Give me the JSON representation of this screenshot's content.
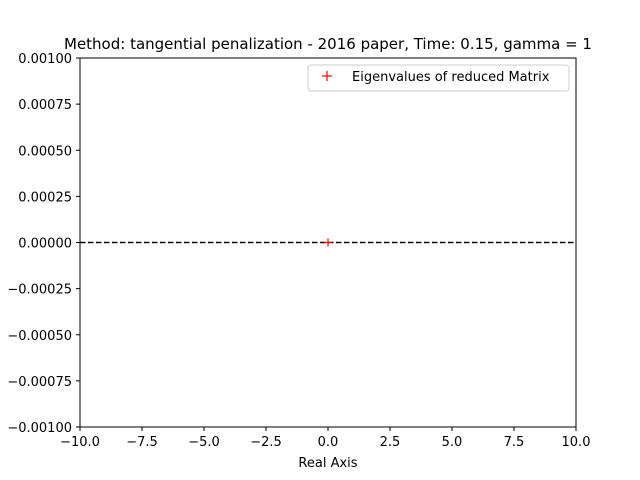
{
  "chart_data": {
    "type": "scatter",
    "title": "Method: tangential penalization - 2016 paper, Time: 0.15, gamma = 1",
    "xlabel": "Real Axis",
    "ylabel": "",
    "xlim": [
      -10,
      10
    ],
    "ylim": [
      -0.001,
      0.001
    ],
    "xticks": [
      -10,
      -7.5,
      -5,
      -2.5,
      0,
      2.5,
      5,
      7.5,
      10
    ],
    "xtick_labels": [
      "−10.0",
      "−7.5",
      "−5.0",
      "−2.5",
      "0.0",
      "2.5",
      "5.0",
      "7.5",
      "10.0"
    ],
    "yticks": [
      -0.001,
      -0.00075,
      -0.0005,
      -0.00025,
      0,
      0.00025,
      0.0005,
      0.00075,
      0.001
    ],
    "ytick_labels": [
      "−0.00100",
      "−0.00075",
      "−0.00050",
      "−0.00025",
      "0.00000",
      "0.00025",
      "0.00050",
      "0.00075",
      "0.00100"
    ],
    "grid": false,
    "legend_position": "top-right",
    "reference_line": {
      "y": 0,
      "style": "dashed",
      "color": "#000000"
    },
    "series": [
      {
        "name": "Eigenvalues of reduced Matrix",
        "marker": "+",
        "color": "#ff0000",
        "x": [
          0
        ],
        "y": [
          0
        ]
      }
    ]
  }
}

### [What you are asked to do]
Output the data exactly. Pictures don't belong in the result.

### [Exercise output]
Give me the JSON representation of this screenshot's content.
{
  "chart_data": {
    "type": "scatter",
    "title": "Method: tangential penalization - 2016 paper, Time: 0.15, gamma = 1",
    "xlabel": "Real Axis",
    "ylabel": "",
    "xlim": [
      -10,
      10
    ],
    "ylim": [
      -0.001,
      0.001
    ],
    "xticks": [
      -10,
      -7.5,
      -5,
      -2.5,
      0,
      2.5,
      5,
      7.5,
      10
    ],
    "xtick_labels": [
      "−10.0",
      "−7.5",
      "−5.0",
      "−2.5",
      "0.0",
      "2.5",
      "5.0",
      "7.5",
      "10.0"
    ],
    "yticks": [
      -0.001,
      -0.00075,
      -0.0005,
      -0.00025,
      0,
      0.00025,
      0.0005,
      0.00075,
      0.001
    ],
    "ytick_labels": [
      "−0.00100",
      "−0.00075",
      "−0.00050",
      "−0.00025",
      "0.00000",
      "0.00025",
      "0.00050",
      "0.00075",
      "0.00100"
    ],
    "grid": false,
    "legend_position": "top-right",
    "reference_line": {
      "y": 0,
      "style": "dashed",
      "color": "#000000"
    },
    "series": [
      {
        "name": "Eigenvalues of reduced Matrix",
        "marker": "+",
        "color": "#ff0000",
        "x": [
          0
        ],
        "y": [
          0
        ]
      }
    ]
  }
}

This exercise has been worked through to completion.